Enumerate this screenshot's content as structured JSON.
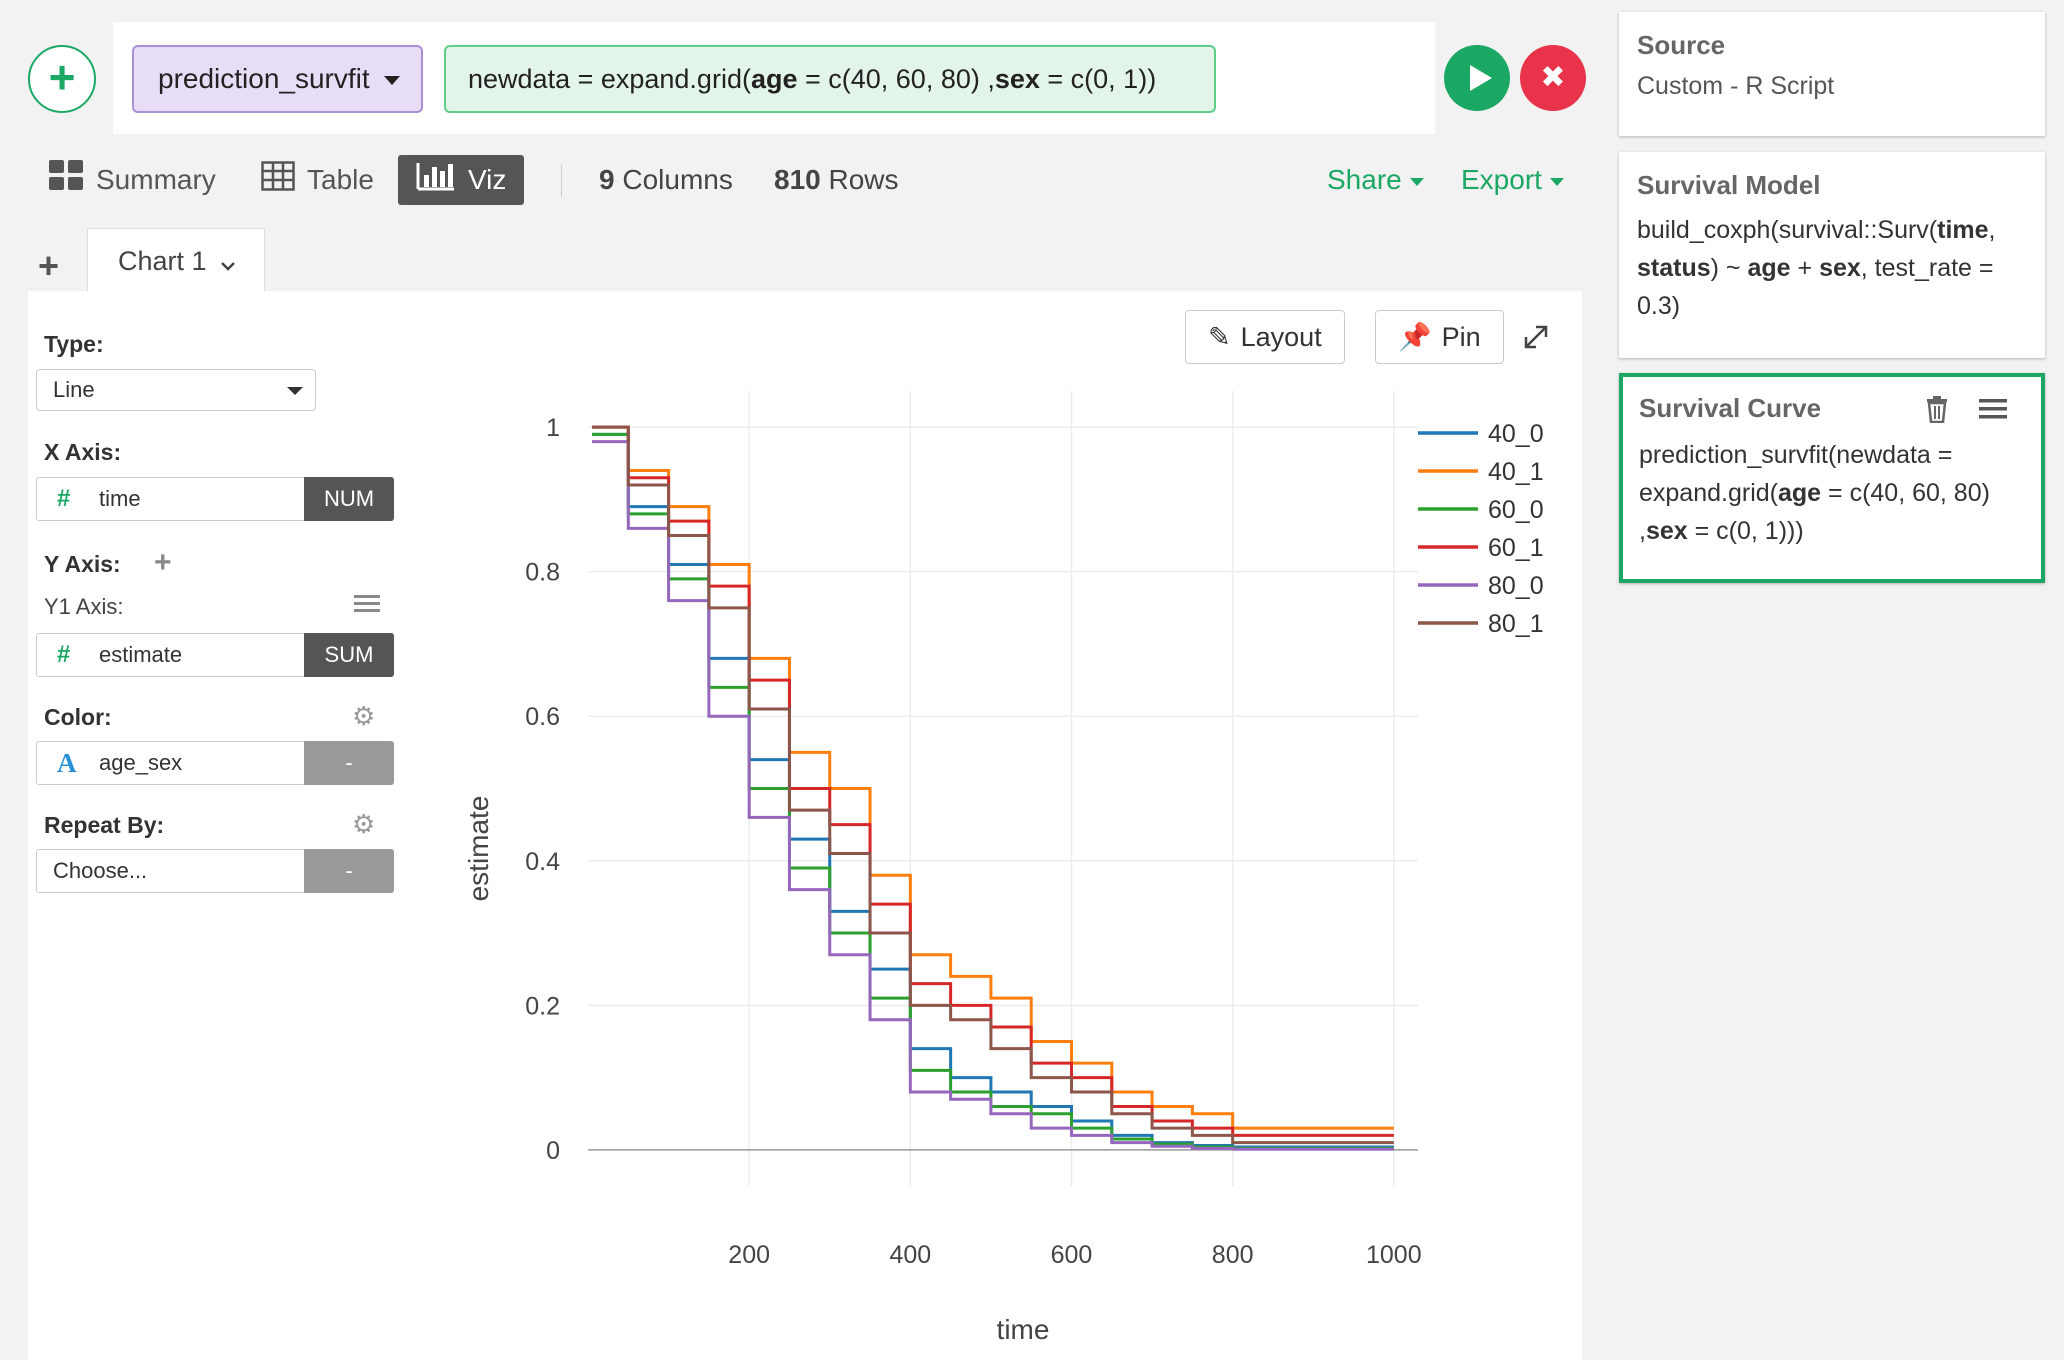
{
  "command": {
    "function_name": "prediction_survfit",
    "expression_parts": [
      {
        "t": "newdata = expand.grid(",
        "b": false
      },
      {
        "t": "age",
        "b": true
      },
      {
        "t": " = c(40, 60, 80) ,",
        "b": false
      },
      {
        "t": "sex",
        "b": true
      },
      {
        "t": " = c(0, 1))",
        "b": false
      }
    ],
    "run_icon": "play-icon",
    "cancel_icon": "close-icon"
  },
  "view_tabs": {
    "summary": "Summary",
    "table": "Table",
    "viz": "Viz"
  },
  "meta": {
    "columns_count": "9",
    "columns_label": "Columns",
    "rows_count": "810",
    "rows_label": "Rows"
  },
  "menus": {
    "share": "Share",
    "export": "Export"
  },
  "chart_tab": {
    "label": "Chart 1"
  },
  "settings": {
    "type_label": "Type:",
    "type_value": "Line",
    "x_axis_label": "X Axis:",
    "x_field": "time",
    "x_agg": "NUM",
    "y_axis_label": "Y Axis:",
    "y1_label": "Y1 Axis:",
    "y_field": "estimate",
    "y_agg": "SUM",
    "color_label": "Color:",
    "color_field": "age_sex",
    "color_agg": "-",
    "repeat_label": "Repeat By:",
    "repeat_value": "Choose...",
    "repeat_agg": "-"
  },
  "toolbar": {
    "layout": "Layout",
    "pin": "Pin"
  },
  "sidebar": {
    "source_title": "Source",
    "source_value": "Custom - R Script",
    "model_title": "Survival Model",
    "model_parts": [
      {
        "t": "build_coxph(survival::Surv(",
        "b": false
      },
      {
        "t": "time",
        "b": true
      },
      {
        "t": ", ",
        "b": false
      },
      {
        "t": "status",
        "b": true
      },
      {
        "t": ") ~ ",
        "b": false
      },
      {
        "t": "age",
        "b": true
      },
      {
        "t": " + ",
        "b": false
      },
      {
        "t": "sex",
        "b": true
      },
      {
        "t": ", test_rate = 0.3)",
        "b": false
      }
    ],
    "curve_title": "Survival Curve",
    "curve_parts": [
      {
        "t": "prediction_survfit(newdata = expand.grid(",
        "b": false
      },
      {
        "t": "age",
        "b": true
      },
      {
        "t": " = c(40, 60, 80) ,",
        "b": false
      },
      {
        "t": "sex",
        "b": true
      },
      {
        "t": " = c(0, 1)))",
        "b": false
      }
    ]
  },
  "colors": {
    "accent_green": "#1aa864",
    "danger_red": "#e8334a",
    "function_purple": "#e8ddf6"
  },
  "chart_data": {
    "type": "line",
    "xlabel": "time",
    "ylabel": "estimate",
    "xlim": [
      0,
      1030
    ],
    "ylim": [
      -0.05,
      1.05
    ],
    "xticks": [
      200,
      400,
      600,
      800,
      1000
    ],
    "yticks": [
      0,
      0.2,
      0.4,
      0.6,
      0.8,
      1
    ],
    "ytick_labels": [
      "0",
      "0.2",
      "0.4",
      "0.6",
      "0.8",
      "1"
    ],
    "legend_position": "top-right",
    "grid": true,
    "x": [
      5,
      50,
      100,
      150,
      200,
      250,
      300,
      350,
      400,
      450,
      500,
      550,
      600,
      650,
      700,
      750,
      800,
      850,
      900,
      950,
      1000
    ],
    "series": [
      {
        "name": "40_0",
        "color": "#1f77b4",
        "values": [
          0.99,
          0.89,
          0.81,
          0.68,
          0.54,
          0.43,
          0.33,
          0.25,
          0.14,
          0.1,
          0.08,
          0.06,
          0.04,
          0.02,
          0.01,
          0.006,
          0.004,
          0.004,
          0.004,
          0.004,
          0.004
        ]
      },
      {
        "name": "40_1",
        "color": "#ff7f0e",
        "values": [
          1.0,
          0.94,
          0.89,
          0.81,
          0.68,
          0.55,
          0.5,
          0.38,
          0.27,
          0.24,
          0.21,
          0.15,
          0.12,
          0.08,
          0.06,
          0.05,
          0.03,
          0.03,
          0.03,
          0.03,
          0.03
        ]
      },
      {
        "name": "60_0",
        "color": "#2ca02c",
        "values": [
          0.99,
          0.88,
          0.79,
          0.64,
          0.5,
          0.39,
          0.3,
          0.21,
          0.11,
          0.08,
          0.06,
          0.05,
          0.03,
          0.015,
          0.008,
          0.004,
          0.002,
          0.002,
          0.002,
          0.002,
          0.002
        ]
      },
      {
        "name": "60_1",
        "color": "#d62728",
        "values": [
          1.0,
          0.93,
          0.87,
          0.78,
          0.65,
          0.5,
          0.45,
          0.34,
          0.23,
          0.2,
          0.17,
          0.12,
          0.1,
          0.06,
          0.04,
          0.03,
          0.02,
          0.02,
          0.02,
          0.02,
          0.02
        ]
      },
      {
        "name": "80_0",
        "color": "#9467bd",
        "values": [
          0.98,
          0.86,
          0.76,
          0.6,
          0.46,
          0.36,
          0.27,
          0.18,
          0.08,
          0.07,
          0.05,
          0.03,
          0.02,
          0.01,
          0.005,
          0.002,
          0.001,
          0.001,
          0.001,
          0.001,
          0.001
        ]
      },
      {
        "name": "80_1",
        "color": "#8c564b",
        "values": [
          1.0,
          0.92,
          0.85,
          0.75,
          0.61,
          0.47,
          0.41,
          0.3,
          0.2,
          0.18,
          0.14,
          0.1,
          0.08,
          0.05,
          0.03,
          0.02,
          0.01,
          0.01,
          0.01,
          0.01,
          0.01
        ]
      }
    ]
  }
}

——

Set exercise: Find the lines holding "Axis" and list every one.

Right answer:
    "x_axis_label": "X Axis:",
    "y_axis_label": "Y Axis:",
    "y1_label": "Y1 Axis:",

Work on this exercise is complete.